---------- INPUT RECORDS

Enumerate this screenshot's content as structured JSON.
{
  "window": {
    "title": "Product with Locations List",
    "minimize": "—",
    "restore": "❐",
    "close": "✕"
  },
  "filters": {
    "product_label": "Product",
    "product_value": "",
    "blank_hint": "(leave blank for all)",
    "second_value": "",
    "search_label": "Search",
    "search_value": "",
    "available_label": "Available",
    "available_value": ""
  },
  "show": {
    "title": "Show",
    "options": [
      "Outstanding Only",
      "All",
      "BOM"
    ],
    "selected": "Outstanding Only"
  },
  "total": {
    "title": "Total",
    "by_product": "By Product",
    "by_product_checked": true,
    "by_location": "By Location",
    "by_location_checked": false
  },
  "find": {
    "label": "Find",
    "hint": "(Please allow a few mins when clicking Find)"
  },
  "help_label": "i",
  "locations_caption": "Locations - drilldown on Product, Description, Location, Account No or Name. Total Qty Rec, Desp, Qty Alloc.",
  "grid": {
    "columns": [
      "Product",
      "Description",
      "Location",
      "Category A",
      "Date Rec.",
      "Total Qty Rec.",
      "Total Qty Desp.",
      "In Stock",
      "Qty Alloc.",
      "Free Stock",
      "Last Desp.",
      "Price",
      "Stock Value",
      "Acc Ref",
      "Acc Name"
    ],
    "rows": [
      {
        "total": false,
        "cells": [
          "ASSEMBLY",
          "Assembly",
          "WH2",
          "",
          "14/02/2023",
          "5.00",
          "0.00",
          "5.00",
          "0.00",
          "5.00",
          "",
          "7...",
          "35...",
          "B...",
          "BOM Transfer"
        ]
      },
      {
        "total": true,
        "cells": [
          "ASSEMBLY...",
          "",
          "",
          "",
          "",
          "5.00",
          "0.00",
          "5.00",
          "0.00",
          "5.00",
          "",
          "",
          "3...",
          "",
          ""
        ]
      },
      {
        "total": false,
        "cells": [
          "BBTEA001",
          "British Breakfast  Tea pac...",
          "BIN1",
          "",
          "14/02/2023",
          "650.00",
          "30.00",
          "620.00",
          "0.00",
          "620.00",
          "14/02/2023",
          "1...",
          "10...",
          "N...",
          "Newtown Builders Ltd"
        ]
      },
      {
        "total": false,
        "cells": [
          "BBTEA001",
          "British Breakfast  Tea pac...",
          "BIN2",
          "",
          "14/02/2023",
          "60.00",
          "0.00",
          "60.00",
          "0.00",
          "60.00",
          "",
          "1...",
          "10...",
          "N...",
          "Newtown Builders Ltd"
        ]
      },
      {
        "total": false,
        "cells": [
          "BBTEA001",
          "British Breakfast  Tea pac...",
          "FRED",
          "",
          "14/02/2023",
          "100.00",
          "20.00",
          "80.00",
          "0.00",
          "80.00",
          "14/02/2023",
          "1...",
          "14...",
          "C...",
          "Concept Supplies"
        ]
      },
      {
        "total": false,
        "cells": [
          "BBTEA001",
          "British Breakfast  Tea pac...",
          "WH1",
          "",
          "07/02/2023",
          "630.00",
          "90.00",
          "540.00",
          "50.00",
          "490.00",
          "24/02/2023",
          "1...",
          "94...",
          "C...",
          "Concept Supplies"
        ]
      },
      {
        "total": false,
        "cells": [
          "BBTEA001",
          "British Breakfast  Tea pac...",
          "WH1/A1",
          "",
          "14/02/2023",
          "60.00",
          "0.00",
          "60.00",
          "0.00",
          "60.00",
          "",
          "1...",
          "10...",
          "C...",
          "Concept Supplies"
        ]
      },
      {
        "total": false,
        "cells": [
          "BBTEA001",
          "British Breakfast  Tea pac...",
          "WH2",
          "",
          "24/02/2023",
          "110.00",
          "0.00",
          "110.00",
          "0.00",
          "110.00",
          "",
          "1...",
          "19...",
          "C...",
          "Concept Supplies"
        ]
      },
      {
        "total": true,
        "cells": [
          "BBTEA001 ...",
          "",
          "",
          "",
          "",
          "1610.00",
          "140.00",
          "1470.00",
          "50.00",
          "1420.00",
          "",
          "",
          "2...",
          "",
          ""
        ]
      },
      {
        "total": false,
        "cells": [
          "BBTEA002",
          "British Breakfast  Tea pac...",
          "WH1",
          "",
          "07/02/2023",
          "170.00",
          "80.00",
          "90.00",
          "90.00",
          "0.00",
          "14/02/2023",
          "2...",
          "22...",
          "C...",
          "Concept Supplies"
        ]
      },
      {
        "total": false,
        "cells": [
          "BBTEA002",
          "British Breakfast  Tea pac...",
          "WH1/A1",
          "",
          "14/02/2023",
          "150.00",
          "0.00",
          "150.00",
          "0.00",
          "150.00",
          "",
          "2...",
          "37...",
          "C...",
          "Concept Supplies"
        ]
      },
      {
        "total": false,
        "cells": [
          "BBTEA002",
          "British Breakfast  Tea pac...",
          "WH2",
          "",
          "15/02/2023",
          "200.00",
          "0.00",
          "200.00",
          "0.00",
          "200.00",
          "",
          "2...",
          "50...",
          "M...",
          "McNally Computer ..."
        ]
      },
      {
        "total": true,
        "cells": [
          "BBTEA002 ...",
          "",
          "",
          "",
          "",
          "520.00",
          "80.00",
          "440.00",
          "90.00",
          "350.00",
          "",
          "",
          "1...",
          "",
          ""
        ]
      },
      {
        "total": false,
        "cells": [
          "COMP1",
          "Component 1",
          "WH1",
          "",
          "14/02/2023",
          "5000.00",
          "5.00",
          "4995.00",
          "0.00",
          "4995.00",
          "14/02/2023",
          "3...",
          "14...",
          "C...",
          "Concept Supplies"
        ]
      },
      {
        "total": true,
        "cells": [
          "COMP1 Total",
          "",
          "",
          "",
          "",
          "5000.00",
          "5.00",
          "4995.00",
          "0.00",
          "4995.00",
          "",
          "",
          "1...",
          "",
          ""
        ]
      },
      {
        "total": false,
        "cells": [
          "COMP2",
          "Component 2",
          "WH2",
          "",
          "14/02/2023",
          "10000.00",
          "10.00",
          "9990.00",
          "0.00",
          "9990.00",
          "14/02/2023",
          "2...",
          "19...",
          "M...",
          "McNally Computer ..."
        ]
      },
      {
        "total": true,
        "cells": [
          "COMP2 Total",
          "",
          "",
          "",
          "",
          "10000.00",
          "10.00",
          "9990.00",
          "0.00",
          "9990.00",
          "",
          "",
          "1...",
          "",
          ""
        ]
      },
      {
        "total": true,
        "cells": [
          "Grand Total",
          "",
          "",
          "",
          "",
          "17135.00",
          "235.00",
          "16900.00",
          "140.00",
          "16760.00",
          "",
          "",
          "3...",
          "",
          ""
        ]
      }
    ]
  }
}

--------------------

→ **DIRECTION**
Going through the records above, state how many lines carry "title", with no other text.

→ **SOLUTION FOR THIS PROBLEM**
3